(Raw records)

┄┄┄┄┄┄┄┄┄┄

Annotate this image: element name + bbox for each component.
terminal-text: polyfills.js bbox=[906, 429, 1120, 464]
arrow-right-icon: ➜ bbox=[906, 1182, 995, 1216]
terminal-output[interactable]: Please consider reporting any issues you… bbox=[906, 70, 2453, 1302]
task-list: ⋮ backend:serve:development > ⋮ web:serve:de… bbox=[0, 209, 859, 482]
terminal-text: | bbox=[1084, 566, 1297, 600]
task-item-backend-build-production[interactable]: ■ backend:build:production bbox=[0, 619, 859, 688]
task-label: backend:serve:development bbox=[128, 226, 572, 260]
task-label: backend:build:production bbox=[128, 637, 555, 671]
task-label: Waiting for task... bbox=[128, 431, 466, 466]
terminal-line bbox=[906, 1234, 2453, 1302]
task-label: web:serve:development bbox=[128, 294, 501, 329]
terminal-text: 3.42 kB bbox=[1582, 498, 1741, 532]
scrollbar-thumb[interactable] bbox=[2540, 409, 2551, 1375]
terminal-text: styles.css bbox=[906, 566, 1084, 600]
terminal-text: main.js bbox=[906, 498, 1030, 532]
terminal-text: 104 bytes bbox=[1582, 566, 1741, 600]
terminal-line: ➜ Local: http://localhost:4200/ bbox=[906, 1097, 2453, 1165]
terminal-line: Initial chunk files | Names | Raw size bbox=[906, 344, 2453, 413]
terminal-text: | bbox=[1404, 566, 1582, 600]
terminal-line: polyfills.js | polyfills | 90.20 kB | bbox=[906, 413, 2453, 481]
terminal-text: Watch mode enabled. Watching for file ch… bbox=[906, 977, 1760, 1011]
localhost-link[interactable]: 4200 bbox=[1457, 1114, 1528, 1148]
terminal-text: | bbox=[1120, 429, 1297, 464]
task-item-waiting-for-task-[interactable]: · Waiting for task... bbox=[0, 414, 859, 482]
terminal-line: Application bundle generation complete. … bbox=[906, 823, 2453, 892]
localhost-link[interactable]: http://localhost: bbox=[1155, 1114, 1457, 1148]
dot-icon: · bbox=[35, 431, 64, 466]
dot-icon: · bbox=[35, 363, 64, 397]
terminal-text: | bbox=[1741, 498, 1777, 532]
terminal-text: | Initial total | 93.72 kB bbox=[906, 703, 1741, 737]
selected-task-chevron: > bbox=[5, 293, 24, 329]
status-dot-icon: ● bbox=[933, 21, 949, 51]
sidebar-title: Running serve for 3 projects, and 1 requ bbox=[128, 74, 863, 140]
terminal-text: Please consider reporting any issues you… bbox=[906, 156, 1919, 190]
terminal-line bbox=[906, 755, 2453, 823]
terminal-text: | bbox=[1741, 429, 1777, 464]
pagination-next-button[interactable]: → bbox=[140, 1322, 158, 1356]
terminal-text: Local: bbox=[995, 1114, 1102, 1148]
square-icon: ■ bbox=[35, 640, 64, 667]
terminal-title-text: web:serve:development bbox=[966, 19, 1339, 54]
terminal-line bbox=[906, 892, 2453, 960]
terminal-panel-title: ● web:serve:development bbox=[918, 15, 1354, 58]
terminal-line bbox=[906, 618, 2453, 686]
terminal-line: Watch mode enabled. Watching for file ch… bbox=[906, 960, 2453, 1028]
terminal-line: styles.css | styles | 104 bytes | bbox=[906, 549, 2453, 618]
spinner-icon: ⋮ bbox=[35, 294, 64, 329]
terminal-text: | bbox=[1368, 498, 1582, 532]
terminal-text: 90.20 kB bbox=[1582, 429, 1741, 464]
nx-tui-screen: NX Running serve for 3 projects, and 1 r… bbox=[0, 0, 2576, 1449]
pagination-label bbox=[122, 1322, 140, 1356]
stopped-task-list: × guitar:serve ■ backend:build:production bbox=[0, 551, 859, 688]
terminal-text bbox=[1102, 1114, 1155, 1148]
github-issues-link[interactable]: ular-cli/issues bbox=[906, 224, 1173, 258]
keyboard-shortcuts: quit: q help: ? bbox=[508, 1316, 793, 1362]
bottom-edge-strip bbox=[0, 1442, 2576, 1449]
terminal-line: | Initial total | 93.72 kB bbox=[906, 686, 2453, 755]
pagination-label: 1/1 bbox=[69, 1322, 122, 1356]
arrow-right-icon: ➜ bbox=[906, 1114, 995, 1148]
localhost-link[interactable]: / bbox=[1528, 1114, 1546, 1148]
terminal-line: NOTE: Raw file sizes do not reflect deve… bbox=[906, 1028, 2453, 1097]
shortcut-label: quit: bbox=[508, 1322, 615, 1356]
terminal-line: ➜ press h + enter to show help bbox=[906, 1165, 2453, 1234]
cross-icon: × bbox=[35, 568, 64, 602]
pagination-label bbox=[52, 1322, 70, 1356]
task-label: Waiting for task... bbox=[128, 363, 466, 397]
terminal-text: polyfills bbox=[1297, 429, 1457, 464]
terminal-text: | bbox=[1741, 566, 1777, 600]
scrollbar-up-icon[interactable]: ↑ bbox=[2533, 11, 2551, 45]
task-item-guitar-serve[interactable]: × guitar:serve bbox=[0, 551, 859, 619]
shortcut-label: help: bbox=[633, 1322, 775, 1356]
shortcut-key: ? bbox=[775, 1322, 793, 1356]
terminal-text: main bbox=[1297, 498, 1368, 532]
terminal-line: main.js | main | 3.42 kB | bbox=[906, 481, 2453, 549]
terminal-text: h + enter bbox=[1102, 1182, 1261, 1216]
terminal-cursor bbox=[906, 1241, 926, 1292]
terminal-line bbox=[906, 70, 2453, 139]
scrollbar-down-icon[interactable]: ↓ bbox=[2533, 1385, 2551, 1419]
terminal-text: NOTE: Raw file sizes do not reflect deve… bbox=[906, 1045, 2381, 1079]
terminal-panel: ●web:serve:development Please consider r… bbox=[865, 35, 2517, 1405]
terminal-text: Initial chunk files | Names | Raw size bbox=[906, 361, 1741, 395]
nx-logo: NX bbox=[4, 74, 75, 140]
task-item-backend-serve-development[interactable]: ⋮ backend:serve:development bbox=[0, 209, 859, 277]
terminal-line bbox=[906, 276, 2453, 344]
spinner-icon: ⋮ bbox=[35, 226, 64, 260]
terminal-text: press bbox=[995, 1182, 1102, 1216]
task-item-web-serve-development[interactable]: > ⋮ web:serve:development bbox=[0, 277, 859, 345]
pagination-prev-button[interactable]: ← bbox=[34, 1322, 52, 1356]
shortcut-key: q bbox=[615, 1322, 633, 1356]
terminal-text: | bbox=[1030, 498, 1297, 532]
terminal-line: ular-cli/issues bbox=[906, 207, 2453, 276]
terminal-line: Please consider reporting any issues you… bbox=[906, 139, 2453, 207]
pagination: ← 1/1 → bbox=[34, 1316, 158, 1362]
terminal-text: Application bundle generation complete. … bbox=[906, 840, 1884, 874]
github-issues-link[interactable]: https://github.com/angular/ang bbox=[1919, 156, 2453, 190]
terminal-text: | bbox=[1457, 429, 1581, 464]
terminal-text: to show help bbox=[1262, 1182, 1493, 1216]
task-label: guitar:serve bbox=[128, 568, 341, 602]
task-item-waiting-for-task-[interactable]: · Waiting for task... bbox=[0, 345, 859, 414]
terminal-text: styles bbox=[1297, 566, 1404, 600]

┄┄┄┄┄┄┄┄┄┄

Written problem
Rewrite all of the data above so that each "terminal-text" becomes "console-text", keeping every other character the same.

Output of the exercise
Annotate this image: element name + bbox for each component.
console-text: polyfills.js bbox=[906, 429, 1120, 464]
arrow-right-icon: ➜ bbox=[906, 1182, 995, 1216]
terminal-output[interactable]: Please consider reporting any issues you… bbox=[906, 70, 2453, 1302]
task-list: ⋮ backend:serve:development > ⋮ web:serve:de… bbox=[0, 209, 859, 482]
console-text: | bbox=[1084, 566, 1297, 600]
task-item-backend-build-production[interactable]: ■ backend:build:production bbox=[0, 619, 859, 688]
task-label: backend:serve:development bbox=[128, 226, 572, 260]
task-label: backend:build:production bbox=[128, 637, 555, 671]
task-label: Waiting for task... bbox=[128, 431, 466, 466]
terminal-line bbox=[906, 1234, 2453, 1302]
task-label: web:serve:development bbox=[128, 294, 501, 329]
console-text: 3.42 kB bbox=[1582, 498, 1741, 532]
scrollbar-thumb[interactable] bbox=[2540, 409, 2551, 1375]
console-text: styles.css bbox=[906, 566, 1084, 600]
console-text: main.js bbox=[906, 498, 1030, 532]
console-text: 104 bytes bbox=[1582, 566, 1741, 600]
terminal-line: ➜ Local: http://localhost:4200/ bbox=[906, 1097, 2453, 1165]
terminal-line: Initial chunk files | Names | Raw size bbox=[906, 344, 2453, 413]
console-text: | bbox=[1404, 566, 1582, 600]
terminal-line: polyfills.js | polyfills | 90.20 kB | bbox=[906, 413, 2453, 481]
console-text: Watch mode enabled. Watching for file ch… bbox=[906, 977, 1760, 1011]
localhost-link[interactable]: 4200 bbox=[1457, 1114, 1528, 1148]
console-text: | bbox=[1120, 429, 1297, 464]
task-item-waiting-for-task-[interactable]: · Waiting for task... bbox=[0, 414, 859, 482]
terminal-line: Application bundle generation complete. … bbox=[906, 823, 2453, 892]
localhost-link[interactable]: http://localhost: bbox=[1155, 1114, 1457, 1148]
dot-icon: · bbox=[35, 431, 64, 466]
dot-icon: · bbox=[35, 363, 64, 397]
console-text: | bbox=[1741, 498, 1777, 532]
console-text: | Initial total | 93.72 kB bbox=[906, 703, 1741, 737]
selected-task-chevron: > bbox=[5, 293, 24, 329]
status-dot-icon: ● bbox=[933, 21, 949, 51]
sidebar-title: Running serve for 3 projects, and 1 requ bbox=[128, 74, 863, 140]
console-text: Please consider reporting any issues you… bbox=[906, 156, 1919, 190]
terminal-line bbox=[906, 755, 2453, 823]
console-text: | bbox=[1741, 429, 1777, 464]
pagination-next-button[interactable]: → bbox=[140, 1322, 158, 1356]
console-text: Local: bbox=[995, 1114, 1102, 1148]
square-icon: ■ bbox=[35, 640, 64, 667]
terminal-title-text: web:serve:development bbox=[966, 19, 1339, 54]
terminal-line bbox=[906, 892, 2453, 960]
terminal-panel-title: ● web:serve:development bbox=[918, 15, 1354, 58]
terminal-line bbox=[906, 618, 2453, 686]
terminal-line: Watch mode enabled. Watching for file ch… bbox=[906, 960, 2453, 1028]
terminal-line: styles.css | styles | 104 bytes | bbox=[906, 549, 2453, 618]
spinner-icon: ⋮ bbox=[35, 294, 64, 329]
console-text: | bbox=[1368, 498, 1582, 532]
console-text: 90.20 kB bbox=[1582, 429, 1741, 464]
nx-tui-screen: NX Running serve for 3 projects, and 1 r… bbox=[0, 0, 2576, 1449]
pagination-label bbox=[122, 1322, 140, 1356]
stopped-task-list: × guitar:serve ■ backend:build:production bbox=[0, 551, 859, 688]
console-text bbox=[1102, 1114, 1155, 1148]
github-issues-link[interactable]: ular-cli/issues bbox=[906, 224, 1173, 258]
keyboard-shortcuts: quit: q help: ? bbox=[508, 1316, 793, 1362]
bottom-edge-strip bbox=[0, 1442, 2576, 1449]
terminal-line: | Initial total | 93.72 kB bbox=[906, 686, 2453, 755]
pagination-label: 1/1 bbox=[69, 1322, 122, 1356]
arrow-right-icon: ➜ bbox=[906, 1114, 995, 1148]
localhost-link[interactable]: / bbox=[1528, 1114, 1546, 1148]
terminal-line: NOTE: Raw file sizes do not reflect deve… bbox=[906, 1028, 2453, 1097]
shortcut-label: quit: bbox=[508, 1322, 615, 1356]
terminal-line: ➜ press h + enter to show help bbox=[906, 1165, 2453, 1234]
cross-icon: × bbox=[35, 568, 64, 602]
pagination-label bbox=[52, 1322, 70, 1356]
task-label: Waiting for task... bbox=[128, 363, 466, 397]
console-text: polyfills bbox=[1297, 429, 1457, 464]
console-text: | bbox=[1741, 566, 1777, 600]
scrollbar-up-icon[interactable]: ↑ bbox=[2533, 11, 2551, 45]
task-item-guitar-serve[interactable]: × guitar:serve bbox=[0, 551, 859, 619]
shortcut-label: help: bbox=[633, 1322, 775, 1356]
shortcut-key: ? bbox=[775, 1322, 793, 1356]
console-text: main bbox=[1297, 498, 1368, 532]
terminal-line: main.js | main | 3.42 kB | bbox=[906, 481, 2453, 549]
console-text: h + enter bbox=[1102, 1182, 1261, 1216]
terminal-cursor bbox=[906, 1241, 926, 1292]
terminal-line bbox=[906, 70, 2453, 139]
scrollbar-down-icon[interactable]: ↓ bbox=[2533, 1385, 2551, 1419]
console-text: NOTE: Raw file sizes do not reflect deve… bbox=[906, 1045, 2381, 1079]
terminal-panel: ●web:serve:development Please consider r… bbox=[865, 35, 2517, 1405]
console-text: Initial chunk files | Names | Raw size bbox=[906, 361, 1741, 395]
nx-logo: NX bbox=[4, 74, 75, 140]
task-item-backend-serve-development[interactable]: ⋮ backend:serve:development bbox=[0, 209, 859, 277]
terminal-line bbox=[906, 276, 2453, 344]
spinner-icon: ⋮ bbox=[35, 226, 64, 260]
console-text: press bbox=[995, 1182, 1102, 1216]
task-item-web-serve-development[interactable]: > ⋮ web:serve:development bbox=[0, 277, 859, 345]
pagination-prev-button[interactable]: ← bbox=[34, 1322, 52, 1356]
shortcut-key: q bbox=[615, 1322, 633, 1356]
console-text: | bbox=[1030, 498, 1297, 532]
terminal-line: ular-cli/issues bbox=[906, 207, 2453, 276]
terminal-line: Please consider reporting any issues you… bbox=[906, 139, 2453, 207]
pagination: ← 1/1 → bbox=[34, 1316, 158, 1362]
console-text: Application bundle generation complete. … bbox=[906, 840, 1884, 874]
github-issues-link[interactable]: https://github.com/angular/ang bbox=[1919, 156, 2453, 190]
console-text: | bbox=[1457, 429, 1581, 464]
console-text: to show help bbox=[1262, 1182, 1493, 1216]
task-label: guitar:serve bbox=[128, 568, 341, 602]
task-item-waiting-for-task-[interactable]: · Waiting for task... bbox=[0, 345, 859, 414]
console-text: styles bbox=[1297, 566, 1404, 600]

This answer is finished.